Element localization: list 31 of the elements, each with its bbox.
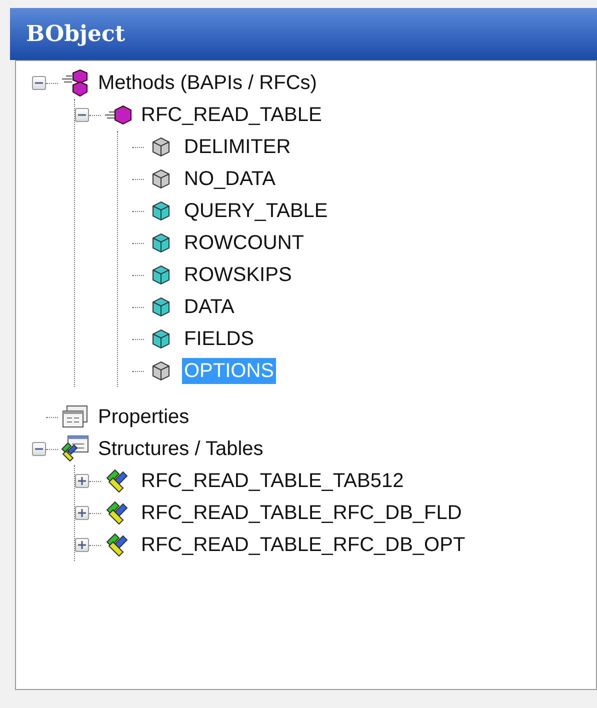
tree-item[interactable]: QUERY_TABLE	[182, 198, 330, 224]
expand-toggle[interactable]	[75, 538, 89, 552]
tree-item[interactable]: Properties	[96, 404, 192, 430]
tree-item[interactable]: DATA	[182, 294, 236, 320]
blocks-icon	[106, 533, 130, 557]
tree-item[interactable]: DELIMITER	[182, 134, 293, 160]
tree-item[interactable]: ROWCOUNT	[182, 230, 306, 256]
plus-icon	[78, 541, 86, 549]
panel-title: BObject	[26, 20, 126, 48]
tree-item[interactable]: FIELDS	[182, 326, 256, 352]
tree-item[interactable]: Structures / Tables	[96, 436, 266, 462]
collapse-toggle[interactable]	[75, 108, 89, 122]
window-blocks-icon	[60, 435, 90, 463]
cubes-icon	[60, 69, 90, 97]
tree-item[interactable]: RFC_READ_TABLE_TAB512	[139, 468, 406, 494]
tree-item[interactable]: ROWSKIPS	[182, 262, 294, 288]
collapse-toggle[interactable]	[32, 442, 46, 456]
cube-icon	[103, 104, 133, 126]
collapse-toggle[interactable]	[32, 76, 46, 90]
expand-toggle[interactable]	[75, 506, 89, 520]
window-icon	[61, 405, 89, 429]
tree-item[interactable]: NO_DATA	[182, 166, 278, 192]
blocks-icon	[106, 501, 130, 525]
tree-item[interactable]: RFC_READ_TABLE_RFC_DB_OPT	[139, 532, 468, 558]
tree-item[interactable]: Methods (BAPIs / RFCs)	[96, 70, 319, 96]
tree-item[interactable]: RFC_READ_TABLE_RFC_DB_FLD	[139, 500, 464, 526]
expand-toggle[interactable]	[75, 474, 89, 488]
plus-icon	[78, 509, 86, 517]
tree-item[interactable]: RFC_READ_TABLE	[139, 102, 324, 128]
plus-icon	[78, 477, 86, 485]
blocks-icon	[106, 469, 130, 493]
##########
WRITTEN INSTRUCTION. Could you put all of the lines above into a numbered list, skipping any blank lines and leaving out the picture?

OUTPUT OF THE EXERCISE.
1. Element localization: list 31 of the elements, each with its bbox.
2. tree-item[interactable]: QUERY_TABLE	[182, 198, 330, 224]
3. expand-toggle[interactable]	[75, 538, 89, 552]
4. tree-item[interactable]: Properties	[96, 404, 192, 430]
5. tree-item[interactable]: DATA	[182, 294, 236, 320]
6. blocks-icon	[106, 533, 130, 557]
7. tree-item[interactable]: DELIMITER	[182, 134, 293, 160]
8. tree-item[interactable]: ROWCOUNT	[182, 230, 306, 256]
9. plus-icon	[78, 541, 86, 549]
10. panel-title: BObject	[26, 20, 126, 48]
11. tree-item[interactable]: FIELDS	[182, 326, 256, 352]
12. tree-item[interactable]: Structures / Tables	[96, 436, 266, 462]
13. collapse-toggle[interactable]	[75, 108, 89, 122]
14. window-blocks-icon	[60, 435, 90, 463]
15. cubes-icon	[60, 69, 90, 97]
16. tree-item[interactable]: RFC_READ_TABLE_TAB512	[139, 468, 406, 494]
17. tree-item[interactable]: ROWSKIPS	[182, 262, 294, 288]
18. collapse-toggle[interactable]	[32, 442, 46, 456]
19. cube-icon	[103, 104, 133, 126]
20. collapse-toggle[interactable]	[32, 76, 46, 90]
21. expand-toggle[interactable]	[75, 506, 89, 520]
22. window-icon	[61, 405, 89, 429]
23. tree-item[interactable]: NO_DATA	[182, 166, 278, 192]
24. blocks-icon	[106, 501, 130, 525]
25. tree-item[interactable]: RFC_READ_TABLE_RFC_DB_OPT	[139, 532, 468, 558]
26. tree-item[interactable]: Methods (BAPIs / RFCs)	[96, 70, 319, 96]
27. tree-item[interactable]: RFC_READ_TABLE_RFC_DB_FLD	[139, 500, 464, 526]
28. expand-toggle[interactable]	[75, 474, 89, 488]
29. plus-icon	[78, 509, 86, 517]
30. tree-item[interactable]: RFC_READ_TABLE	[139, 102, 324, 128]
31. plus-icon	[78, 477, 86, 485]
32. blocks-icon	[106, 469, 130, 493]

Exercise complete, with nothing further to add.